Below are some records. Copy every line in them that holds "probative".
-------- DATA SECTION
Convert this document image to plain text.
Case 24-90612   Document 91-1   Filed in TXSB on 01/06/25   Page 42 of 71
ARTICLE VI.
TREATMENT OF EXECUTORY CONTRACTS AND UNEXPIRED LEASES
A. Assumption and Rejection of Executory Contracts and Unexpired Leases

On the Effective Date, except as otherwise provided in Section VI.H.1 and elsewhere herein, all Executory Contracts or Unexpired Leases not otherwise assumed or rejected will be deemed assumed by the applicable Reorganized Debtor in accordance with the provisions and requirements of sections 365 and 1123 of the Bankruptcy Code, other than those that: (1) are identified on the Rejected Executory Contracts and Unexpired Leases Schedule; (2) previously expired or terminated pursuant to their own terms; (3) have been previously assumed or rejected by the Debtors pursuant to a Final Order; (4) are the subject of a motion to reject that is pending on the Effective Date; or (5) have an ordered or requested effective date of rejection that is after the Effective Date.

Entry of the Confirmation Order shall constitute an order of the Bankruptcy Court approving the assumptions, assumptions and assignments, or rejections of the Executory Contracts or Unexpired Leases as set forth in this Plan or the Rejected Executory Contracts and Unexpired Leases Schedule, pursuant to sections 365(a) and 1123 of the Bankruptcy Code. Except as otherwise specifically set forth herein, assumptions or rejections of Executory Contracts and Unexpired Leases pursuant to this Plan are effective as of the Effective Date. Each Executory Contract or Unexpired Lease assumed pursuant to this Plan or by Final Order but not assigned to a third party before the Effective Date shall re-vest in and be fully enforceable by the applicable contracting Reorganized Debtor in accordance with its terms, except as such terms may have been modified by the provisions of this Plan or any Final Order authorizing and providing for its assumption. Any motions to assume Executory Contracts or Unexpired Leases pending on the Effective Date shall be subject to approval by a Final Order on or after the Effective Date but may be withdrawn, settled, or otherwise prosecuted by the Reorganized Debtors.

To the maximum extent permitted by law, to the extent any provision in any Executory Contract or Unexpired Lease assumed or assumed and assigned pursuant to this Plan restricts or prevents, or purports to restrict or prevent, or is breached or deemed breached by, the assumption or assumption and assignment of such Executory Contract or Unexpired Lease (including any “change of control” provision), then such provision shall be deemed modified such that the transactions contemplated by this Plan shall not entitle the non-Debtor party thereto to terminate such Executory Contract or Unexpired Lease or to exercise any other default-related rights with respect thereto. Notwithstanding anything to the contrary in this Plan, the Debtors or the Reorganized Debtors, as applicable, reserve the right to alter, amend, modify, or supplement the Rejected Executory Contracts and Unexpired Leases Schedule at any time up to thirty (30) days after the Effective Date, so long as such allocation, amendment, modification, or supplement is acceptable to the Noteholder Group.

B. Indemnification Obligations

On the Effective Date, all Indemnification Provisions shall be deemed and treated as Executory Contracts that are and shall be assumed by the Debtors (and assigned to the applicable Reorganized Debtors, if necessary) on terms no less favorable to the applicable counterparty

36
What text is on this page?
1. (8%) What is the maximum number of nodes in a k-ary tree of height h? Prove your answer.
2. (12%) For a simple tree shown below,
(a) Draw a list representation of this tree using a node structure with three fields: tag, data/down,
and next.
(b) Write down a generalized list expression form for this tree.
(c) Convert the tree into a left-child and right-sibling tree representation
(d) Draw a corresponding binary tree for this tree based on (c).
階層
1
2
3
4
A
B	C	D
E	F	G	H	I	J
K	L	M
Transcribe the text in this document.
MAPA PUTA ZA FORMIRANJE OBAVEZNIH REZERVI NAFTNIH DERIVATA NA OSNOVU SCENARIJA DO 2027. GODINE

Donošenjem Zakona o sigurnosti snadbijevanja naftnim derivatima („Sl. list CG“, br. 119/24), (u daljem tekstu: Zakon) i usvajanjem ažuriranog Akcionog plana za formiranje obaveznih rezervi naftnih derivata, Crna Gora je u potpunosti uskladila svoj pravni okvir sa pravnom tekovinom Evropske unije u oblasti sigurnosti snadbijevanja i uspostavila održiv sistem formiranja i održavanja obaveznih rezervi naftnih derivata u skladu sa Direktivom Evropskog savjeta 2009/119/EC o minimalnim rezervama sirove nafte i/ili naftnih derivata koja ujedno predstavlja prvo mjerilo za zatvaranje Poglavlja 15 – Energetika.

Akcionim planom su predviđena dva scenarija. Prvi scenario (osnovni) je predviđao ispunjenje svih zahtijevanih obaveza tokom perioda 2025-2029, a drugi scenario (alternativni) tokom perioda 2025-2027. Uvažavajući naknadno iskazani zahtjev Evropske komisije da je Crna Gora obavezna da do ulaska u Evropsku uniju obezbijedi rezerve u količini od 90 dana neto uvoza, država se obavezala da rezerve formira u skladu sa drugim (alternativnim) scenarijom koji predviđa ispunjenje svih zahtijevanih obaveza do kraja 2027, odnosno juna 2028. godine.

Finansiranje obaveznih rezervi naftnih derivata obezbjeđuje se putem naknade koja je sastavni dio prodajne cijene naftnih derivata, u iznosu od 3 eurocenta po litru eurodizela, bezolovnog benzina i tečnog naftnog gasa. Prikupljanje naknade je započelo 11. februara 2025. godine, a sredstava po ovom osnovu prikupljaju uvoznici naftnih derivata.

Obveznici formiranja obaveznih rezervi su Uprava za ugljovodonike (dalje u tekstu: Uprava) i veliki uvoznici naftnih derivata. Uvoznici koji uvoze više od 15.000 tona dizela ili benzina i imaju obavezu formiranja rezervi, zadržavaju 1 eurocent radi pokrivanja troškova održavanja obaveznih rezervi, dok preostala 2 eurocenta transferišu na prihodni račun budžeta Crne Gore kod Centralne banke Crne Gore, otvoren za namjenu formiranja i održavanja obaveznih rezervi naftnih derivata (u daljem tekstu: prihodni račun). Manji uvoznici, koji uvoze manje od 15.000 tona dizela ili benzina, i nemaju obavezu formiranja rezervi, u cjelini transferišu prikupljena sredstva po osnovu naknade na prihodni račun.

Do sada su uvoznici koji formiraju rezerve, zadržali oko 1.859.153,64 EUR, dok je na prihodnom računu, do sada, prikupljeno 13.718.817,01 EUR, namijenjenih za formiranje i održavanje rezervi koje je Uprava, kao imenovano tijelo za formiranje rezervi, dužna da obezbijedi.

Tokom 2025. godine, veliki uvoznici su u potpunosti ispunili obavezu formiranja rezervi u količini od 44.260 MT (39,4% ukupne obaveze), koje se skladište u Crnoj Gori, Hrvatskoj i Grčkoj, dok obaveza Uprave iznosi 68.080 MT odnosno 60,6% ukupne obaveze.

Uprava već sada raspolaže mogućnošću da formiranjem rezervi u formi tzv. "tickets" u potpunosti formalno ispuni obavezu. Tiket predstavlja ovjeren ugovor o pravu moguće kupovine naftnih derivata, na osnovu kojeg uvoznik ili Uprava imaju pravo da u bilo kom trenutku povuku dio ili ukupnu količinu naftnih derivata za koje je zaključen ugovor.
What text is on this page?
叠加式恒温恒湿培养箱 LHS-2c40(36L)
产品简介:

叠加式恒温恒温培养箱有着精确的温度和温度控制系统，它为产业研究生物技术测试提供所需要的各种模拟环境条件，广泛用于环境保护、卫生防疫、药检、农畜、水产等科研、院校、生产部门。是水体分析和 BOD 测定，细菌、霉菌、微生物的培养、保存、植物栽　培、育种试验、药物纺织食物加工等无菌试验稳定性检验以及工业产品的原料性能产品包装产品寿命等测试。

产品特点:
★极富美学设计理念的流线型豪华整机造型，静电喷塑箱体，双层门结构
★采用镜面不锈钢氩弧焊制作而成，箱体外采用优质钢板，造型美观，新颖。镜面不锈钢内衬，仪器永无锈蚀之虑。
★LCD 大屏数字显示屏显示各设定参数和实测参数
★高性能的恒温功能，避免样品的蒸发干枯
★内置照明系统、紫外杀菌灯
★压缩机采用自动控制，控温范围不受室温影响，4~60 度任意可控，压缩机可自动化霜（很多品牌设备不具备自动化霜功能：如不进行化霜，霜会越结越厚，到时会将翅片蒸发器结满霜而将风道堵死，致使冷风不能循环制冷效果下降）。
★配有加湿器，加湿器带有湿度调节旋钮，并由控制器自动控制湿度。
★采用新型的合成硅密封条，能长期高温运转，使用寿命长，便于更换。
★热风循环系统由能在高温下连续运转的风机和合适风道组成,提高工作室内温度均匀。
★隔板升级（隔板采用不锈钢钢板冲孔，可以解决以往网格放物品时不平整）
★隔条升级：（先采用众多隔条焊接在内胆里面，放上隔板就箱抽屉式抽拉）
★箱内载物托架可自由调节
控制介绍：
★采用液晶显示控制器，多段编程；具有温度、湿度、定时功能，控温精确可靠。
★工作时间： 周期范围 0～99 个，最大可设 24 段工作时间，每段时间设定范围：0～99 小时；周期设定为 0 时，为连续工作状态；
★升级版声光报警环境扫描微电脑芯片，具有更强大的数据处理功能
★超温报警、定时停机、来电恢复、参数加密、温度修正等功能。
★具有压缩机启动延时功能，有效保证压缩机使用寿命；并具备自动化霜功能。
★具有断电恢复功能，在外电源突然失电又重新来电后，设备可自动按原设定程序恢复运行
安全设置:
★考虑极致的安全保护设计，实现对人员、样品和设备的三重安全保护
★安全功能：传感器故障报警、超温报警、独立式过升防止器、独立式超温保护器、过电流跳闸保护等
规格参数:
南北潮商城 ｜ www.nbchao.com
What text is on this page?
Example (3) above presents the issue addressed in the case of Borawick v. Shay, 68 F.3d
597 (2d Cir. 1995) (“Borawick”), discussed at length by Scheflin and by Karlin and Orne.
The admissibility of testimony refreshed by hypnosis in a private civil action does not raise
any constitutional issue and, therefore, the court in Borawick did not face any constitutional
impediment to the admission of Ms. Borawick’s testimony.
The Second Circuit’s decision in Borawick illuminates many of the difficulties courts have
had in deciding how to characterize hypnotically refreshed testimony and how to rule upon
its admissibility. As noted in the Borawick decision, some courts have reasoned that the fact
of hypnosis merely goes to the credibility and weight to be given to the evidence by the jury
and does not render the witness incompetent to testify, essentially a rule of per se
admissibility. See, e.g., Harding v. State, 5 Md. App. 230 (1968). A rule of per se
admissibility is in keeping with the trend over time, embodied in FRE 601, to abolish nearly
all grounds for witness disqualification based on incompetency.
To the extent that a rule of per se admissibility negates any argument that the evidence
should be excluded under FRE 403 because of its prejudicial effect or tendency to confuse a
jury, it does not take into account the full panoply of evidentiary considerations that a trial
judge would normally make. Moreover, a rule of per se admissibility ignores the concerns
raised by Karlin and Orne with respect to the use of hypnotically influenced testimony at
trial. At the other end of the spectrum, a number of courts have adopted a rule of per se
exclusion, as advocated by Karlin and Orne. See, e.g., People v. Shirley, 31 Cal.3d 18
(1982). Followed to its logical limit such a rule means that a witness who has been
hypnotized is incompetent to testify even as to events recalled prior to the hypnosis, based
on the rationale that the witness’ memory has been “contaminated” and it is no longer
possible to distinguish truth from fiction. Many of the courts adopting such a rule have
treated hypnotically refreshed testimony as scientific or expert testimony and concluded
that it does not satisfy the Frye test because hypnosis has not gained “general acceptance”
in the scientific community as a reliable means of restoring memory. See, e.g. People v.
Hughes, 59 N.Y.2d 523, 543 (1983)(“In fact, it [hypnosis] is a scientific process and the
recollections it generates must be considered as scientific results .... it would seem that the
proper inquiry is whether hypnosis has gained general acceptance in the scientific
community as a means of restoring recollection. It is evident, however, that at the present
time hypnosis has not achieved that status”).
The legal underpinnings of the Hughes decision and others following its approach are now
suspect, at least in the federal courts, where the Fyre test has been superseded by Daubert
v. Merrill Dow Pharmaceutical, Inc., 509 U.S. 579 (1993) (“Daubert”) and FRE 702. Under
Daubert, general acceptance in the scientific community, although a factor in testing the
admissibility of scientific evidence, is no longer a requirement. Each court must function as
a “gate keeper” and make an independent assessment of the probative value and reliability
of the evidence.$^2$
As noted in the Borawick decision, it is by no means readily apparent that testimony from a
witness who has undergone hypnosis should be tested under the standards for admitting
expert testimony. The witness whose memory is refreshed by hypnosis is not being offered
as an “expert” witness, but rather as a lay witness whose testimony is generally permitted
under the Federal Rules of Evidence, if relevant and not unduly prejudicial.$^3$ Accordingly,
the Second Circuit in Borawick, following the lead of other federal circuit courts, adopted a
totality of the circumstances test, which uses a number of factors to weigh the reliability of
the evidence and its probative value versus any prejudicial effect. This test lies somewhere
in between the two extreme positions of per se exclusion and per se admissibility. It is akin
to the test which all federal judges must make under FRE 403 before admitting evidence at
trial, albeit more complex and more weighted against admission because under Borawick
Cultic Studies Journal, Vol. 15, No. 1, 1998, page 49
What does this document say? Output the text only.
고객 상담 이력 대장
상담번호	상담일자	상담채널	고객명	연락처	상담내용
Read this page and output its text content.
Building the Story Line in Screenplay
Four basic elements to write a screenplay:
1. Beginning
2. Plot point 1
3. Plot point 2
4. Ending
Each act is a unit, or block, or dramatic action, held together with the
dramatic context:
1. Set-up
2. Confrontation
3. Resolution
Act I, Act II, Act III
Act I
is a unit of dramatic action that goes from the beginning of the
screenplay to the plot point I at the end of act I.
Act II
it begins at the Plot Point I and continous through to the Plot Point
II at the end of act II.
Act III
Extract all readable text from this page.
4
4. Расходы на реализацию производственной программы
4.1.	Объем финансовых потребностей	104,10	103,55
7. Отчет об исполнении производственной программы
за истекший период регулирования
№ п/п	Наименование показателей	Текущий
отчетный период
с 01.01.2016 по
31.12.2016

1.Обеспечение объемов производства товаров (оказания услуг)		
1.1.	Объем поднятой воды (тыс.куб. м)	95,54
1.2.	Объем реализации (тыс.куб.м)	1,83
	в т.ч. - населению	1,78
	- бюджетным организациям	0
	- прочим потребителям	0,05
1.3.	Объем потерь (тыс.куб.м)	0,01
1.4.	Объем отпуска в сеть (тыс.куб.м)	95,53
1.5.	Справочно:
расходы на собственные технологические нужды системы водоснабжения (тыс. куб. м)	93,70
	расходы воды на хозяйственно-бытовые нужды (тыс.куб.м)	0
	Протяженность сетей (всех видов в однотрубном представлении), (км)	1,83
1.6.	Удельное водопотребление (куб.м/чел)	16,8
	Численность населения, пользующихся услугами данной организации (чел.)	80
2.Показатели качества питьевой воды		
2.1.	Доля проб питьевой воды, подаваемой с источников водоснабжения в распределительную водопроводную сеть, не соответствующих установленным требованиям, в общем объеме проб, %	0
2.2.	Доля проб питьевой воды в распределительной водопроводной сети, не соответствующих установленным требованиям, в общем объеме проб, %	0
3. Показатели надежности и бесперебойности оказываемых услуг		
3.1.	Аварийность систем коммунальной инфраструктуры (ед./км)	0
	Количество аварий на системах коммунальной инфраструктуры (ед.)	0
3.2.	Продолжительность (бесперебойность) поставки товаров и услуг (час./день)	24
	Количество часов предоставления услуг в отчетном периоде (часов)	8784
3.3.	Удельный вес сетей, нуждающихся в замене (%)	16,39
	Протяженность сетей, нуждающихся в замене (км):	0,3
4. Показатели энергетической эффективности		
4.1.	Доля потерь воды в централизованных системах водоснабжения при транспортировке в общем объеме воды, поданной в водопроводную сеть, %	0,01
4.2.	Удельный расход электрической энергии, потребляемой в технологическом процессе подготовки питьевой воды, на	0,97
----------------
ANSWER TO THE PROBLEM -
a “gate keeper” and make an independent assessment of the probative value and reliability
the evidence and its probative value versus any prejudicial effect. This test lies somewhere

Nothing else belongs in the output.